[Stated task]
Beginning with the line that holds "Output the text content of this document.", set down each line of the data below through the very last, exactly as given, and nothing beyond that.

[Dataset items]
----------------

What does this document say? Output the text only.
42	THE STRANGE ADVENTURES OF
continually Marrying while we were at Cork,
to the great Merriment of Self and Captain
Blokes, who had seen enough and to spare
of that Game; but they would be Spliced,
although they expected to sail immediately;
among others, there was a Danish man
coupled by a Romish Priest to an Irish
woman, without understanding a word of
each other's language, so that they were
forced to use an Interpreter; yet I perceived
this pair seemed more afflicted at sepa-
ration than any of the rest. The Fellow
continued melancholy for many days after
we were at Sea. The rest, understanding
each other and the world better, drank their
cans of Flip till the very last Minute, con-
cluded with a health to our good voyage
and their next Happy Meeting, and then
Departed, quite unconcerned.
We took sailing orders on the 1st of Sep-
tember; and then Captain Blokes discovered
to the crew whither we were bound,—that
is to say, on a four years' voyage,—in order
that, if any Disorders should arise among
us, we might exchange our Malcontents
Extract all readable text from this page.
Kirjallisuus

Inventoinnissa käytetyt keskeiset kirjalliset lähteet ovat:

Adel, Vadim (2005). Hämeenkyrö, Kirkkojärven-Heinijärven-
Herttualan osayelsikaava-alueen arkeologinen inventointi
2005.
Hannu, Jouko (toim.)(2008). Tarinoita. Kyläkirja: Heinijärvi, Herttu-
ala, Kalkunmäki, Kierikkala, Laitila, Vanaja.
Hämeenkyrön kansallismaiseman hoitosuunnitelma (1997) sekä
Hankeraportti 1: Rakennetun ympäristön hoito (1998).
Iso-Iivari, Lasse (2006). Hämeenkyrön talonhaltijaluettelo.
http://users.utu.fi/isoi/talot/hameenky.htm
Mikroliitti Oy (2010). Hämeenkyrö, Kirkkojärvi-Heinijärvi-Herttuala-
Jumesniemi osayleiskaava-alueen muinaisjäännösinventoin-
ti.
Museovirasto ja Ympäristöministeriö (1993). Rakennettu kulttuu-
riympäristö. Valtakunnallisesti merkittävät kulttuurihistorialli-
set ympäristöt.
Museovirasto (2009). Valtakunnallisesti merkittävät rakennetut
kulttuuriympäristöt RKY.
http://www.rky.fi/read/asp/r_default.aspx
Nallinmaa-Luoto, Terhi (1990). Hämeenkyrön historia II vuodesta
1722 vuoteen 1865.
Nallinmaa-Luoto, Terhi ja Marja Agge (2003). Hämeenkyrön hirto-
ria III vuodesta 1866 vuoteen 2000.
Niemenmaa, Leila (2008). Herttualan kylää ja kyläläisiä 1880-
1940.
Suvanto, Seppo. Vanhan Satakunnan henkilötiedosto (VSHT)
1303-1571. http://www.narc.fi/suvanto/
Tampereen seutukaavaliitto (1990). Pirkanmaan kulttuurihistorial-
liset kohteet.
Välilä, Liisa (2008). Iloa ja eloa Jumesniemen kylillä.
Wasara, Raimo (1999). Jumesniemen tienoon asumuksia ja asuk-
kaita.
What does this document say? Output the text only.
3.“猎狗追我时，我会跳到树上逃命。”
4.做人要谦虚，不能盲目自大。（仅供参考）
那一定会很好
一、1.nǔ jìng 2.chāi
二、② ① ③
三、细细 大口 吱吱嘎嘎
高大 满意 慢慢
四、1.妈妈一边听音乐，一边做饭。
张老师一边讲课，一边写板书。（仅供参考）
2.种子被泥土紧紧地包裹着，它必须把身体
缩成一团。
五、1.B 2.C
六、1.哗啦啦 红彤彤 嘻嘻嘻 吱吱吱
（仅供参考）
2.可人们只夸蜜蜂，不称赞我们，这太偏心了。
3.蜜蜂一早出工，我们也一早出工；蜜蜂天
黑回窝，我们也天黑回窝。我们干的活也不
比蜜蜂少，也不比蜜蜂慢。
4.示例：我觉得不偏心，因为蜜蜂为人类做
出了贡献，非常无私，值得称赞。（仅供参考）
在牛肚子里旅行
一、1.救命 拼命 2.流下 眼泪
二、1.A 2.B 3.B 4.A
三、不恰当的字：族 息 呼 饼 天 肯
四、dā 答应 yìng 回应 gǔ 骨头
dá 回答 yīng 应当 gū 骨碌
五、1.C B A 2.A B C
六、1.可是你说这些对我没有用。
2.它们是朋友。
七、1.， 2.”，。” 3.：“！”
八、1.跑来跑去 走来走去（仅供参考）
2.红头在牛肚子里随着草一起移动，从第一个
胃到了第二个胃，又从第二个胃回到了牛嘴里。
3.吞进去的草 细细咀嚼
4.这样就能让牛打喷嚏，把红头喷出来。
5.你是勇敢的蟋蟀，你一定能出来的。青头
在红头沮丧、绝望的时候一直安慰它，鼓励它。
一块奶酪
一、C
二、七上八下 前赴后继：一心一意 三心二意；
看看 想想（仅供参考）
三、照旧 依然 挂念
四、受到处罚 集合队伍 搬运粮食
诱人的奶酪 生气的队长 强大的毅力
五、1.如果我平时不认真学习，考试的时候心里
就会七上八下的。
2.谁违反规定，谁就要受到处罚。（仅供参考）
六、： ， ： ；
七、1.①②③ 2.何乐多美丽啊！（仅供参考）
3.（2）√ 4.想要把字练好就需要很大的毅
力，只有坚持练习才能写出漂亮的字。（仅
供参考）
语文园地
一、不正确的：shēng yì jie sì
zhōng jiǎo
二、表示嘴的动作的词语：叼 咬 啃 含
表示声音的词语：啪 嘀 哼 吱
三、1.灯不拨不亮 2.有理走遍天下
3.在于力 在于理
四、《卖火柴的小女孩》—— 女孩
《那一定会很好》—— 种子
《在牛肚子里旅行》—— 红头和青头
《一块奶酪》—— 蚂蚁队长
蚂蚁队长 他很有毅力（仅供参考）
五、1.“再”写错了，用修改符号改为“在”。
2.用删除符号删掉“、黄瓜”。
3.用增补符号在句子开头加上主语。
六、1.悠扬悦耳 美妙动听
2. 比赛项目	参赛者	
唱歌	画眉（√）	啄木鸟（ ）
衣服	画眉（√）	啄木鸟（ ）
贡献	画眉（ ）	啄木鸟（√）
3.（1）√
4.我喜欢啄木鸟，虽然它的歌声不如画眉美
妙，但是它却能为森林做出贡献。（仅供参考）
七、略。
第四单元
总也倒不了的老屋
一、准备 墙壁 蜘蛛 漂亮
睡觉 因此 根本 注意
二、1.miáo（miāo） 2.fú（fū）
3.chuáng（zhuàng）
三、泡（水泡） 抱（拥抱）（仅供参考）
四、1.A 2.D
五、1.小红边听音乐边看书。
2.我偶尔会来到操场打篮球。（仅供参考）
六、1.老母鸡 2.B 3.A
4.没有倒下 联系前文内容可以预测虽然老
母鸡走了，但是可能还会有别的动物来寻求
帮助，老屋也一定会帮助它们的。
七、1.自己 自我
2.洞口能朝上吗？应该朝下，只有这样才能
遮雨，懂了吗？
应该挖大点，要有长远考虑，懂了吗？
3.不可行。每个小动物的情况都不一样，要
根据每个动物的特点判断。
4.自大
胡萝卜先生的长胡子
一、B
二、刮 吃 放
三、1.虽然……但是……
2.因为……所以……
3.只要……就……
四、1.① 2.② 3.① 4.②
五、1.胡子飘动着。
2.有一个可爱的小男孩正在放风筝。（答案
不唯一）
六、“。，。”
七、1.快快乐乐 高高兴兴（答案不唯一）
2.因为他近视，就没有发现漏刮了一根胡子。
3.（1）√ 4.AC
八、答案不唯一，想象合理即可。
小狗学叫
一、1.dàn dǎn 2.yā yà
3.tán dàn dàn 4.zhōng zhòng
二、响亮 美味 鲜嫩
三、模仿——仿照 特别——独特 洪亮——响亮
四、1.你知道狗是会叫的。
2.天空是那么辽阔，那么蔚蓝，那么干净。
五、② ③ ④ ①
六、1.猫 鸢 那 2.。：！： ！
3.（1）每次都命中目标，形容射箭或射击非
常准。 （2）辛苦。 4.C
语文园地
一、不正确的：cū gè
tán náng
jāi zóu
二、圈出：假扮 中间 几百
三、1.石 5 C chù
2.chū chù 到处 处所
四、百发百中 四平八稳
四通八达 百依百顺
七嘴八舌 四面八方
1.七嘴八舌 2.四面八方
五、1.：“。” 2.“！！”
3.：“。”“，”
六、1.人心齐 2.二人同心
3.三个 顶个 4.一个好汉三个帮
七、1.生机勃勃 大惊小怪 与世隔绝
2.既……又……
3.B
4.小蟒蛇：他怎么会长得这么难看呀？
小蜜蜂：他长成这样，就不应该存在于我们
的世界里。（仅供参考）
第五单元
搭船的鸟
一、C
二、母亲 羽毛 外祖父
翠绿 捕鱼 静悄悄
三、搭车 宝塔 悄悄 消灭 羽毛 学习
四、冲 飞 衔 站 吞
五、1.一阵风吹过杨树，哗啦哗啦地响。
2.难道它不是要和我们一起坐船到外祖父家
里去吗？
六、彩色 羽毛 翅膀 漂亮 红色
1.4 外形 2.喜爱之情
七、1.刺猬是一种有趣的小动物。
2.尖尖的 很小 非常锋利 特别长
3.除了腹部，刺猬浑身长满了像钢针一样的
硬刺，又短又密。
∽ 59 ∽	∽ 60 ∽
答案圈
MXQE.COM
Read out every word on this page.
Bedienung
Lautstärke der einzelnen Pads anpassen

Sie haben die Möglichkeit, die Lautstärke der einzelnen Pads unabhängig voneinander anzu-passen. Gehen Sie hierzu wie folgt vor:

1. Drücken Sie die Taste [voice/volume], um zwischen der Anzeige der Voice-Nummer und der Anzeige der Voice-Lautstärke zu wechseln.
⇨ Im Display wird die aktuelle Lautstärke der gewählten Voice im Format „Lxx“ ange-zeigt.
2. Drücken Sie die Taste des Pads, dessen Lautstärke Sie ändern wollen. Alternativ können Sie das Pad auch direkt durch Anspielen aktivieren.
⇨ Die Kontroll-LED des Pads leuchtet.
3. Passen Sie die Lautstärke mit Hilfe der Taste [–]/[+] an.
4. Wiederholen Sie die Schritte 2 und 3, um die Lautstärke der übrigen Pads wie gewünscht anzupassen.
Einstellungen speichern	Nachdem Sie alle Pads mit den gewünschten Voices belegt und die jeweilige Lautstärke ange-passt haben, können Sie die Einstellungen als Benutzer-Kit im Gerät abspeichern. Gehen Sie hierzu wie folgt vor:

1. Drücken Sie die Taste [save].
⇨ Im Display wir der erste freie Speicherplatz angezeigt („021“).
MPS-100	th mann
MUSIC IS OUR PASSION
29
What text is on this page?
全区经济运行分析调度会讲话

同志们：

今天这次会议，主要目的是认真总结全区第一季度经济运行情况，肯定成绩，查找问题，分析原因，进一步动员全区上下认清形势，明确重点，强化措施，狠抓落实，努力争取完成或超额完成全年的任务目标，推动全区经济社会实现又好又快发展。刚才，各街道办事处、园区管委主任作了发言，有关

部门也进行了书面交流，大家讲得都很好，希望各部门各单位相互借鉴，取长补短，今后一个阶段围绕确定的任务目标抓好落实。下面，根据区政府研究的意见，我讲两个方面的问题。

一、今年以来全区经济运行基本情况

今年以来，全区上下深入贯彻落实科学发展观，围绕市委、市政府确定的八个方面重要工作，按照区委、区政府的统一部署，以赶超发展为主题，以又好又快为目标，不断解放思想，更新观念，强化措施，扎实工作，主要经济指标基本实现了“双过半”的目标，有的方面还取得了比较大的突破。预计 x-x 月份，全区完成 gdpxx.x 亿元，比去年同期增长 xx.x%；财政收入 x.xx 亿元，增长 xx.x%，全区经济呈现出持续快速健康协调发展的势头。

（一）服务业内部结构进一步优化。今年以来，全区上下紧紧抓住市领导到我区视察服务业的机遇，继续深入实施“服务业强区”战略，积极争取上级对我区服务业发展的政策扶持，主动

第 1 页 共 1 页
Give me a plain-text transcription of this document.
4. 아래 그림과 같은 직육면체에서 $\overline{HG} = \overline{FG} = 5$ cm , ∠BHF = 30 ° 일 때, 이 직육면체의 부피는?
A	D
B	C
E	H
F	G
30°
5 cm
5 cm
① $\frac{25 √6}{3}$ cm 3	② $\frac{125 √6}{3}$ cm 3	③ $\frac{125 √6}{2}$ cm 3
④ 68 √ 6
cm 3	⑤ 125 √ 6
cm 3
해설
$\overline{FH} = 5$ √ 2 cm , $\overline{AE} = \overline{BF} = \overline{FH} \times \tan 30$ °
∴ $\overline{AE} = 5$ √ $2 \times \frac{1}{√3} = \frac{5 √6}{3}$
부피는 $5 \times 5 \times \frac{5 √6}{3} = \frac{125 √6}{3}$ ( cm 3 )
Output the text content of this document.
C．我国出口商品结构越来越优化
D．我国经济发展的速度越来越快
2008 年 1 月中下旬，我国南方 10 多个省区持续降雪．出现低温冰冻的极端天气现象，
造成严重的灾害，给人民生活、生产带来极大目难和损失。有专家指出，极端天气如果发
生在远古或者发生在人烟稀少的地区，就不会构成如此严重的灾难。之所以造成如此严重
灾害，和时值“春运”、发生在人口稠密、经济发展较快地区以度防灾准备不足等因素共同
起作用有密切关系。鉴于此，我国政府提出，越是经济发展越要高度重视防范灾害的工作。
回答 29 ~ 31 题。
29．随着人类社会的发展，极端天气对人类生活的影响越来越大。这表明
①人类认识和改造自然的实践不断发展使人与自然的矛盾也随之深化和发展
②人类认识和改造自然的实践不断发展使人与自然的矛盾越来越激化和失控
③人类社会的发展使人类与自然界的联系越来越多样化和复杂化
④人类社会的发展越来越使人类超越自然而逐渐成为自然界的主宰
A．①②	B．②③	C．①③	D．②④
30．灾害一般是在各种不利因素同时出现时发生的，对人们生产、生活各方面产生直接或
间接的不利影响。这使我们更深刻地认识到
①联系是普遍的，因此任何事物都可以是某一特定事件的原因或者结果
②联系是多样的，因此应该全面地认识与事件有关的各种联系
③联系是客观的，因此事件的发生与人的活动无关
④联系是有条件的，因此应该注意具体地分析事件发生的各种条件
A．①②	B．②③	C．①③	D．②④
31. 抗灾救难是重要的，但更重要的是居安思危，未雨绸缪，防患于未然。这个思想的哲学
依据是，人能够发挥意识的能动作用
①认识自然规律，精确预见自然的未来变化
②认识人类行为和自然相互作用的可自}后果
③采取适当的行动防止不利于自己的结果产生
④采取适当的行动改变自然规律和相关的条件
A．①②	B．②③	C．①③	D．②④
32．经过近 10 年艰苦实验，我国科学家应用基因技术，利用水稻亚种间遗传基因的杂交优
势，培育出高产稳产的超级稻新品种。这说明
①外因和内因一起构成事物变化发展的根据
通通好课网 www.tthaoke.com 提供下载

----------------

[Answer to this exercise]
Output the text content of this document.
C．我国出口商品结构越来越优化
D．我国经济发展的速度越来越快
2008 年 1 月中下旬，我国南方 10 多个省区持续降雪．出现低温冰冻的极端天气现象，
造成严重的灾害，给人民生活、生产带来极大目难和损失。有专家指出，极端天气如果发
生在远古或者发生在人烟稀少的地区，就不会构成如此严重的灾难。之所以造成如此严重
灾害，和时值“春运”、发生在人口稠密、经济发展较快地区以度防灾准备不足等因素共同
起作用有密切关系。鉴于此，我国政府提出，越是经济发展越要高度重视防范灾害的工作。
回答 29 ~ 31 题。
29．随着人类社会的发展，极端天气对人类生活的影响越来越大。这表明
①人类认识和改造自然的实践不断发展使人与自然的矛盾也随之深化和发展
②人类认识和改造自然的实践不断发展使人与自然的矛盾越来越激化和失控
③人类社会的发展使人类与自然界的联系越来越多样化和复杂化
④人类社会的发展越来越使人类超越自然而逐渐成为自然界的主宰
A．①②	B．②③	C．①③	D．②④
30．灾害一般是在各种不利因素同时出现时发生的，对人们生产、生活各方面产生直接或
间接的不利影响。这使我们更深刻地认识到
①联系是普遍的，因此任何事物都可以是某一特定事件的原因或者结果
②联系是多样的，因此应该全面地认识与事件有关的各种联系
③联系是客观的，因此事件的发生与人的活动无关
④联系是有条件的，因此应该注意具体地分析事件发生的各种条件
A．①②	B．②③	C．①③	D．②④
31. 抗灾救难是重要的，但更重要的是居安思危，未雨绸缪，防患于未然。这个思想的哲学
依据是，人能够发挥意识的能动作用
①认识自然规律，精确预见自然的未来变化
②认识人类行为和自然相互作用的可自}后果
③采取适当的行动防止不利于自己的结果产生
④采取适当的行动改变自然规律和相关的条件
A．①②	B．②③	C．①③	D．②④
32．经过近 10 年艰苦实验，我国科学家应用基因技术，利用水稻亚种间遗传基因的杂交优
势，培育出高产稳产的超级稻新品种。这说明
①外因和内因一起构成事物变化发展的根据
通通好课网 www.tthaoke.com 提供下载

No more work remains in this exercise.